_WRITTEN TASKS_.
1/ Duplicate everything in the blog post on fake Lincoln quotes from "But that doesn't" down to "of liberal bloggers.".
2/ List every person the blog post on fake Lincoln quotes mentions by name.

Friday, February 23, 2007

The Great Prevaricator

There's only one thing Republicans love more than dead Democratic Presidents - tax cuts for the wealthy. And after that comes fake Abraham Lincoln quotes.

Some ink-stained wantwit name Frank Gaffney manufactures Lincoln quotes for the Washington Times, which Lincoln once called "a bastion of shallow little cowards who need two hands to wipe their noses."* Last week, Gaffney quoted Lincoln as having once said "Congressmen who willfully take actions during wartime that damage morale and undermine the military are saboteurs and should be arrested, exiled, or hanged." Lincoln never said that.

But that doesn't matter. Soon a Republican congressman was repeating the fake quote on the House floor during debate over the war. Numerous media poodles followed, and pretty soon reanimated Lincoln was zombie walking through Greenwich Village, feasting on the brains of liberal bloggers.

But truth caught up with Gaffney, and he apologized, sort of, in the Washington Times, which Lincoln also called "a scandalous rag not fit for John Wilkes Booth's privy"*. Gaffney tells his credulous Washington Times subscribers, whom Lincoln onced called "an addle-pated flock of libidinous roosters chasing their peckers"*, that he was merely paraphrasing the Great Emancipator. Then he cherry picked out-of-context Lincoln quotes to make the same point: that Jack Murtha should be hanged for treason.

_DATA SECTION_.
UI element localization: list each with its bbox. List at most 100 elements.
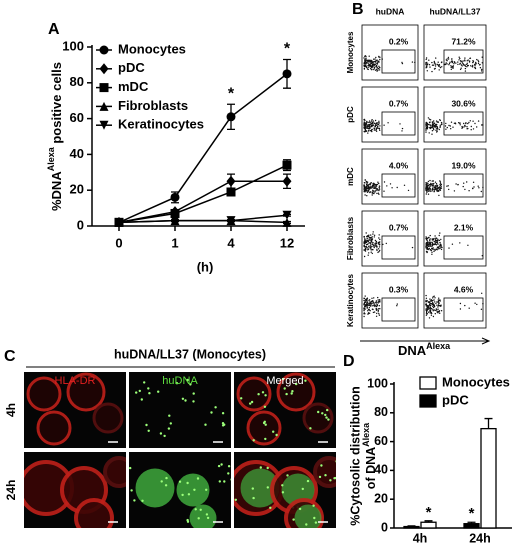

_RESPONSE LIST_.
1/
But that doesn't matter. Soon a Republican congressman was repeating the fake quote on the House floor during debate over the war. Numerous media poodles followed, and pretty soon reanimated Lincoln was zombie walking through Greenwich Village, feasting on the brains of liberal bloggers.

2/
- Abraham Lincoln
- Frank Gaffney
- John Wilkes Booth
- Jack Murtha